Listings of element locations
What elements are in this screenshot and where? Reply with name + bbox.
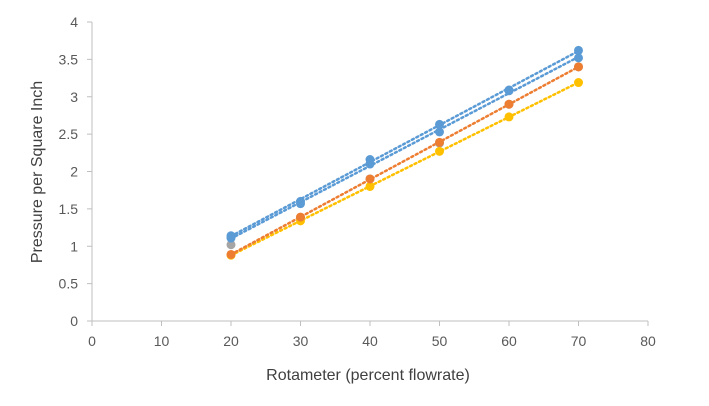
y-tick-label: 0.5	[59, 276, 79, 292]
data-point-series-3	[296, 212, 305, 222]
y-tick-label: 3.5	[59, 51, 79, 67]
data-point-series-5	[226, 233, 236, 243]
x-axis-title: Rotameter (percent flowrate)	[266, 367, 470, 384]
x-tick-label: 50	[432, 333, 448, 349]
y-tick-label: 1	[70, 238, 78, 254]
tick-labels: 0 10 20 30 40 50 60 70 80 0 0.5 1 1.5 2 2.5 3 3.5 4	[59, 14, 656, 349]
trendline-series-4	[229, 49, 580, 238]
data-point-series-2	[574, 78, 583, 88]
y-tick-label: 1.5	[59, 201, 79, 217]
x-tick-label: 60	[501, 333, 517, 349]
trendlines	[229, 49, 580, 257]
y-axis-title: Pressure per Square Inch	[29, 81, 46, 263]
x-tick-label: 40	[362, 333, 378, 349]
axes	[87, 21, 649, 326]
y-tick-label: 3	[70, 89, 78, 105]
trendline-series-5	[229, 55, 580, 240]
data-point-series-3	[365, 174, 375, 184]
data-point-series-5	[504, 86, 514, 96]
x-tick-label: 70	[571, 333, 587, 349]
data-points	[226, 45, 583, 260]
data-point-series-3	[435, 137, 444, 147]
trendline-series-2	[229, 81, 580, 257]
data-point-series-4	[435, 119, 444, 129]
data-point-series-5	[574, 53, 583, 63]
x-tick-label: 20	[223, 333, 239, 349]
y-tick-label: 4	[70, 14, 78, 30]
x-tick-label: 0	[88, 333, 96, 349]
trendline-series-3	[229, 65, 580, 256]
y-tick-label: 2.5	[59, 126, 79, 142]
data-point-series-3	[574, 62, 583, 72]
data-point-series-2	[504, 112, 514, 122]
y-tick-label: 0	[70, 313, 78, 329]
data-point-series-1	[226, 240, 236, 250]
data-point-series-5	[365, 159, 375, 169]
x-tick-label: 80	[640, 333, 656, 349]
data-point-series-4	[574, 45, 583, 55]
x-tick-label: 30	[293, 333, 309, 349]
data-point-series-3	[226, 249, 236, 259]
data-point-series-2	[435, 146, 444, 156]
y-tick-label: 2	[70, 164, 78, 180]
data-point-series-2	[365, 181, 375, 191]
data-point-series-5	[296, 199, 305, 209]
x-tick-label: 10	[154, 333, 170, 349]
data-point-series-5	[435, 127, 444, 137]
data-point-series-3	[504, 99, 514, 109]
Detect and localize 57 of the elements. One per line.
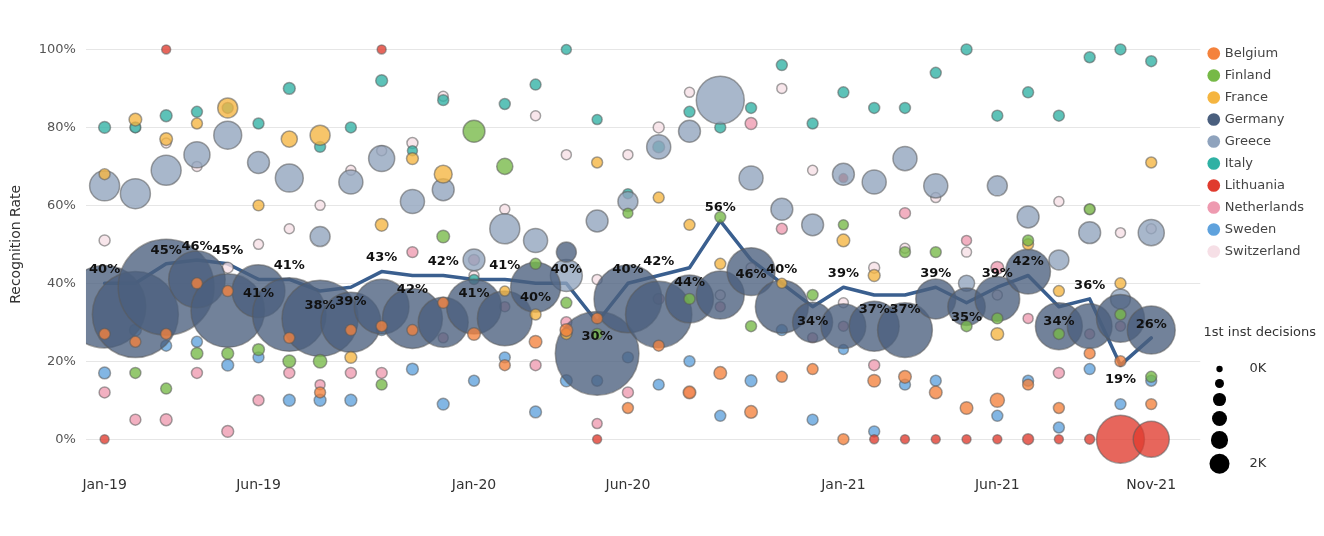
y-tick-label: 100% bbox=[38, 40, 76, 56]
data-label: 45% bbox=[150, 241, 182, 257]
data-label: 40% bbox=[520, 289, 552, 305]
data-label: 19% bbox=[1104, 371, 1137, 387]
data-label: 56% bbox=[704, 198, 736, 214]
data-label: 41% bbox=[489, 257, 521, 273]
data-label: 37% bbox=[889, 300, 921, 316]
legend-label: Netherlands bbox=[1224, 198, 1305, 214]
legend-label: Italy bbox=[1224, 154, 1254, 170]
legend-label: Greece bbox=[1224, 132, 1272, 148]
data-label: 39% bbox=[827, 265, 859, 281]
x-tick-label: Jan-20 bbox=[450, 476, 497, 493]
data-label: 41% bbox=[273, 257, 305, 273]
data-label: 30% bbox=[581, 328, 613, 344]
data-label: 40% bbox=[612, 261, 644, 277]
data-label: 46% bbox=[735, 265, 767, 281]
data-label: 42% bbox=[427, 253, 459, 269]
data-label: 36% bbox=[1074, 276, 1106, 292]
legend-label: Finland bbox=[1224, 66, 1272, 82]
data-label: 39% bbox=[920, 265, 952, 281]
data-label: 37% bbox=[858, 300, 890, 316]
data-label: 35% bbox=[950, 308, 983, 324]
legend-label: Lithuania bbox=[1224, 176, 1285, 192]
data-label: 34% bbox=[797, 312, 829, 328]
x-tick-label: Jun-21 bbox=[973, 476, 1020, 493]
data-label: 40% bbox=[550, 261, 582, 277]
y-axis-title: Recognition Rate bbox=[7, 184, 24, 304]
legend-label: 2K bbox=[1249, 455, 1267, 471]
y-tick-label: 0% bbox=[55, 430, 76, 446]
legend-label: Germany bbox=[1224, 110, 1285, 126]
data-label: 39% bbox=[335, 293, 367, 309]
data-label: 44% bbox=[673, 273, 706, 289]
data-label: 26% bbox=[1135, 315, 1167, 331]
legend-label: 0K bbox=[1249, 360, 1267, 376]
data-label: 41% bbox=[458, 285, 490, 301]
x-tick-label: Nov-21 bbox=[1126, 476, 1177, 493]
legend-label: Sweden bbox=[1224, 220, 1277, 236]
legend-label: France bbox=[1224, 88, 1268, 104]
legend-label: Belgium bbox=[1224, 44, 1279, 60]
x-tick-label: Jun-20 bbox=[604, 476, 651, 493]
data-label: 41% bbox=[242, 285, 275, 301]
y-tick-label: 40% bbox=[47, 274, 76, 290]
data-label: 45% bbox=[212, 241, 244, 257]
x-tick-label: Jan-19 bbox=[81, 476, 127, 493]
data-label: 43% bbox=[366, 249, 398, 265]
data-label: 42% bbox=[1012, 253, 1044, 269]
data-label: 34% bbox=[1043, 312, 1075, 328]
data-label: 38% bbox=[304, 296, 336, 312]
x-tick-label: Jan-21 bbox=[820, 476, 866, 493]
y-tick-label: 80% bbox=[47, 118, 76, 134]
legend-label: Switzerland bbox=[1224, 242, 1301, 258]
data-label: 42% bbox=[643, 253, 675, 269]
x-tick-label: Jun-19 bbox=[235, 476, 281, 493]
data-label: 40% bbox=[89, 261, 121, 277]
text: 1st inst decisions bbox=[1203, 324, 1317, 340]
y-tick-label: 20% bbox=[47, 352, 76, 368]
y-tick-label: 60% bbox=[47, 196, 76, 212]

— Written instruction —
Copy all of the data above character for character, leaving out the pictures.

— Exercise output —
What elements are in this screenshot and where? Reply with name + bbox.
y-tick-label: 0.5	[59, 276, 79, 292]
data-point-series-3	[296, 212, 305, 222]
y-tick-label: 3.5	[59, 51, 79, 67]
data-point-series-5	[226, 233, 236, 243]
x-axis-title: Rotameter (percent flowrate)	[266, 367, 470, 384]
x-tick-label: 50	[432, 333, 448, 349]
y-tick-label: 1	[70, 238, 78, 254]
tick-labels: 0 10 20 30 40 50 60 70 80 0 0.5 1 1.5 2 2.5 3 3.5 4	[59, 14, 656, 349]
trendline-series-4	[229, 49, 580, 238]
data-point-series-2	[574, 78, 583, 88]
y-tick-label: 1.5	[59, 201, 79, 217]
x-tick-label: 60	[501, 333, 517, 349]
trendlines	[229, 49, 580, 257]
y-axis-title: Pressure per Square Inch	[29, 81, 46, 263]
x-tick-label: 40	[362, 333, 378, 349]
axes	[87, 21, 649, 326]
y-tick-label: 3	[70, 89, 78, 105]
trendline-series-5	[229, 55, 580, 240]
data-point-series-3	[365, 174, 375, 184]
data-point-series-5	[504, 86, 514, 96]
x-tick-label: 70	[571, 333, 587, 349]
data-points	[226, 45, 583, 260]
data-point-series-3	[435, 137, 444, 147]
trendline-series-2	[229, 81, 580, 257]
data-point-series-4	[435, 119, 444, 129]
data-point-series-5	[574, 53, 583, 63]
x-tick-label: 20	[223, 333, 239, 349]
y-tick-label: 4	[70, 14, 78, 30]
x-tick-label: 0	[88, 333, 96, 349]
trendline-series-3	[229, 65, 580, 256]
y-tick-label: 2.5	[59, 126, 79, 142]
data-point-series-3	[574, 62, 583, 72]
data-point-series-2	[504, 112, 514, 122]
y-tick-label: 0	[70, 313, 78, 329]
data-point-series-1	[226, 240, 236, 250]
data-point-series-5	[365, 159, 375, 169]
x-tick-label: 80	[640, 333, 656, 349]
data-point-series-4	[574, 45, 583, 55]
x-tick-label: 30	[293, 333, 309, 349]
data-point-series-3	[226, 249, 236, 259]
data-point-series-2	[435, 146, 444, 156]
y-tick-label: 2	[70, 164, 78, 180]
data-point-series-2	[365, 181, 375, 191]
data-point-series-5	[296, 199, 305, 209]
x-tick-label: 10	[154, 333, 170, 349]
data-point-series-5	[435, 127, 444, 137]
data-point-series-3	[504, 99, 514, 109]
Detect and localize 57 of the elements. One per line.
y-tick-label: 100% bbox=[38, 40, 76, 56]
data-label: 45% bbox=[150, 241, 182, 257]
data-label: 40% bbox=[520, 289, 552, 305]
data-label: 19% bbox=[1104, 371, 1137, 387]
data-label: 56% bbox=[704, 198, 736, 214]
data-label: 41% bbox=[489, 257, 521, 273]
data-label: 37% bbox=[889, 300, 921, 316]
legend-label: Netherlands bbox=[1224, 198, 1305, 214]
legend-label: Italy bbox=[1224, 154, 1254, 170]
legend-label: Greece bbox=[1224, 132, 1272, 148]
data-label: 39% bbox=[827, 265, 859, 281]
x-tick-label: Jan-20 bbox=[450, 476, 497, 493]
data-label: 41% bbox=[273, 257, 305, 273]
data-label: 30% bbox=[581, 328, 613, 344]
data-label: 40% bbox=[612, 261, 644, 277]
data-label: 46% bbox=[735, 265, 767, 281]
data-label: 42% bbox=[427, 253, 459, 269]
data-label: 36% bbox=[1074, 276, 1106, 292]
legend-label: Finland bbox=[1224, 66, 1272, 82]
data-label: 39% bbox=[920, 265, 952, 281]
data-label: 37% bbox=[858, 300, 890, 316]
data-label: 35% bbox=[950, 308, 983, 324]
legend-label: Lithuania bbox=[1224, 176, 1285, 192]
data-label: 34% bbox=[797, 312, 829, 328]
x-tick-label: Jun-21 bbox=[973, 476, 1020, 493]
data-label: 40% bbox=[550, 261, 582, 277]
y-axis-title: Recognition Rate bbox=[7, 184, 24, 304]
legend-label: 2K bbox=[1249, 455, 1267, 471]
y-tick-label: 0% bbox=[55, 430, 76, 446]
legend-label: Germany bbox=[1224, 110, 1285, 126]
data-label: 39% bbox=[335, 293, 367, 309]
data-label: 44% bbox=[673, 273, 706, 289]
data-label: 26% bbox=[1135, 315, 1167, 331]
legend-label: 0K bbox=[1249, 360, 1267, 376]
data-label: 41% bbox=[458, 285, 490, 301]
x-tick-label: Nov-21 bbox=[1126, 476, 1177, 493]
legend-label: Sweden bbox=[1224, 220, 1277, 236]
legend-label: France bbox=[1224, 88, 1268, 104]
legend-label: Belgium bbox=[1224, 44, 1279, 60]
x-tick-label: Jun-20 bbox=[604, 476, 651, 493]
data-label: 41% bbox=[242, 285, 275, 301]
y-tick-label: 40% bbox=[47, 274, 76, 290]
data-label: 45% bbox=[212, 241, 244, 257]
x-tick-label: Jan-19 bbox=[81, 476, 127, 493]
data-label: 43% bbox=[366, 249, 398, 265]
data-label: 42% bbox=[1012, 253, 1044, 269]
data-label: 34% bbox=[1043, 312, 1075, 328]
data-label: 38% bbox=[304, 296, 336, 312]
x-tick-label: Jan-21 bbox=[820, 476, 866, 493]
y-tick-label: 80% bbox=[47, 118, 76, 134]
legend-label: Switzerland bbox=[1224, 242, 1301, 258]
data-label: 42% bbox=[643, 253, 675, 269]
x-tick-label: Jun-19 bbox=[235, 476, 281, 493]
data-label: 40% bbox=[89, 261, 121, 277]
text: 1st inst decisions bbox=[1203, 324, 1317, 340]
y-tick-label: 20% bbox=[47, 352, 76, 368]
y-tick-label: 60% bbox=[47, 196, 76, 212]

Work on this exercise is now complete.